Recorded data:
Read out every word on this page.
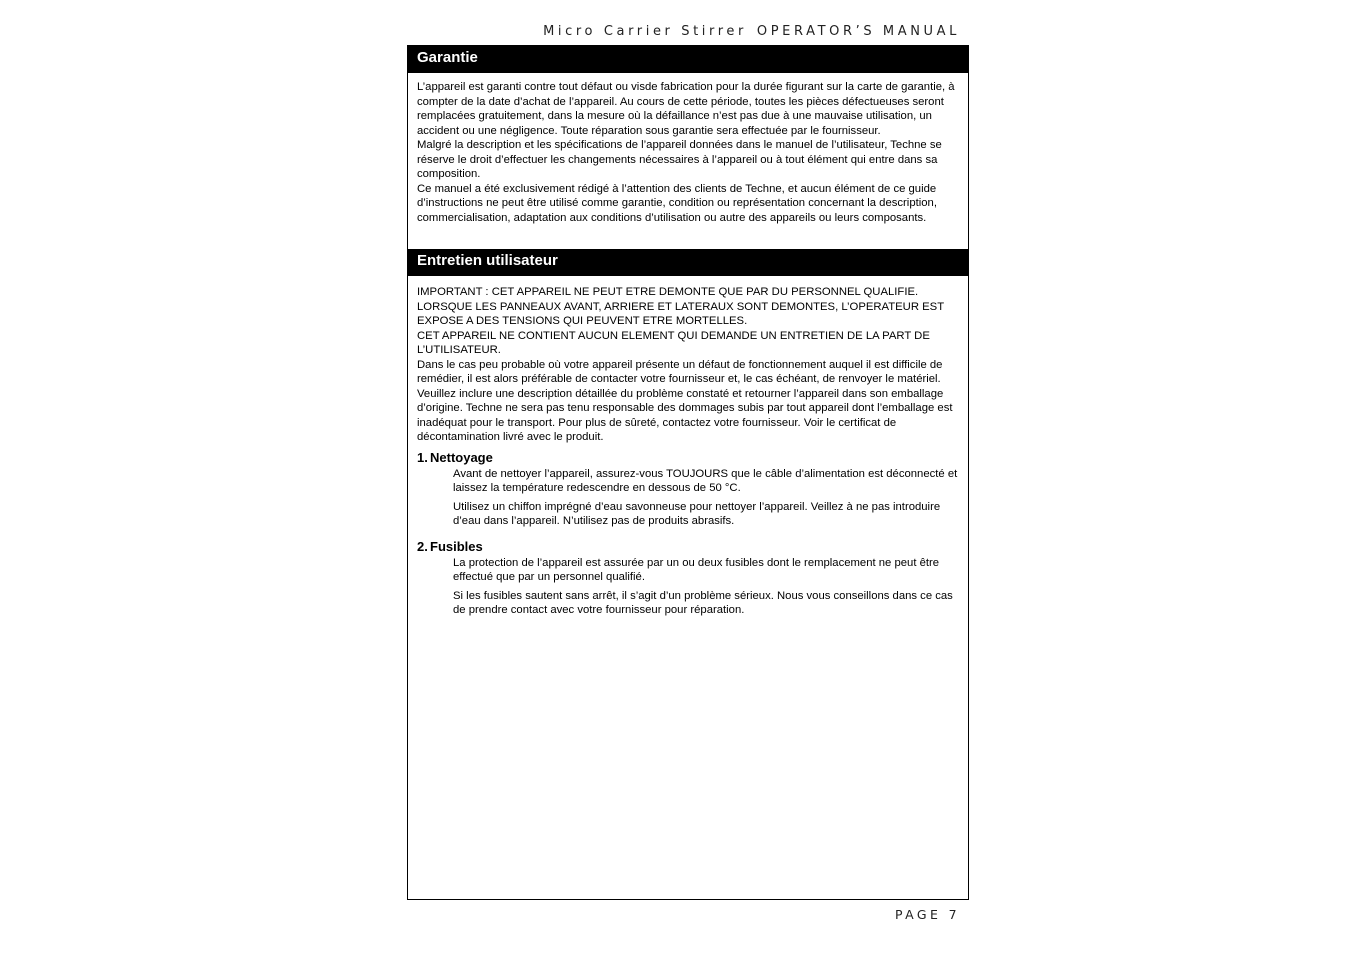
Micro Carrier Stirrer OPERATOR’S MANUAL
Garantie

L’appareil est garanti contre tout défaut ou visde fabrication pour la durée figurant sur la carte de garantie, à compter de la date d’achat de l’appareil. Au cours de cette période, toutes les pièces défectueuses seront remplacées gratuitement, dans la mesure où la défaillance n’est pas due à une mauvaise utilisation, un accident ou une négligence. Toute réparation sous garantie sera effectuée par le fournisseur.

Malgré la description et les spécifications de l’appareil données dans le manuel de l’utilisateur, Techne se réserve le droit d’effectuer les changements nécessaires à l’appareil ou à tout élément qui entre dans sa composition.

Ce manuel a été exclusivement rédigé à l’attention des clients de Techne, et aucun élément de ce guide d’instructions ne peut être utilisé comme garantie, condition ou représentation concernant la description, commercialisation, adaptation aux conditions d’utilisation ou autre des appareils ou leurs composants.

Entretien utilisateur

IMPORTANT : CET APPAREIL NE PEUT ETRE DEMONTE QUE PAR DU PERSONNEL QUALIFIE. LORSQUE LES PANNEAUX AVANT, ARRIERE ET LATERAUX SONT DEMONTES, L’OPERATEUR EST EXPOSE A DES TENSIONS QUI PEUVENT ETRE MORTELLES.

CET APPAREIL NE CONTIENT AUCUN ELEMENT QUI DEMANDE UN ENTRETIEN DE LA PART DE L’UTILISATEUR.

Dans le cas peu probable où votre appareil présente un défaut de fonctionnement auquel il est difficile de remédier, il est alors préférable de contacter votre fournisseur et, le cas échéant, de renvoyer le matériel. Veuillez inclure une description détaillée du problème constaté et retourner l’appareil dans son emballage d’origine. Techne ne sera pas tenu responsable des dommages subis par tout appareil dont l’emballage est inadéquat pour le transport. Pour plus de sûreté, contactez votre fournisseur. Voir le certificat de décontamination livré avec le produit.

1. Nettoyage

Avant de nettoyer l’appareil, assurez-vous TOUJOURS que le câble d’alimentation est déconnecté et laissez la température redescendre en dessous de 50 °C.

Utilisez un chiffon imprégné d’eau savonneuse pour nettoyer l’appareil. Veillez à ne pas introduire d’eau dans l’appareil. N’utilisez pas de produits abrasifs.

2. Fusibles

La protection de l’appareil est assurée par un ou deux fusibles dont le remplacement ne peut être effectué que par un personnel qualifié.

Si les fusibles sautent sans arrêt, il s’agit d’un problème sérieux. Nous vous conseillons dans ce cas de prendre contact avec votre fournisseur pour réparation.

PAGE 7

• Objective
Scan the listing above and copy all lines containing the word "vous".

• Result of this exercise
Avant de nettoyer l’appareil, assurez-vous TOUJOURS que le câble d’alimentation est déconnecté et laissez la température redescendre en dessous de 50 °C.
Si les fusibles sautent sans arrêt, il s’agit d’un problème sérieux. Nous vous conseillons dans ce cas de prendre contact avec votre fournisseur pour réparation.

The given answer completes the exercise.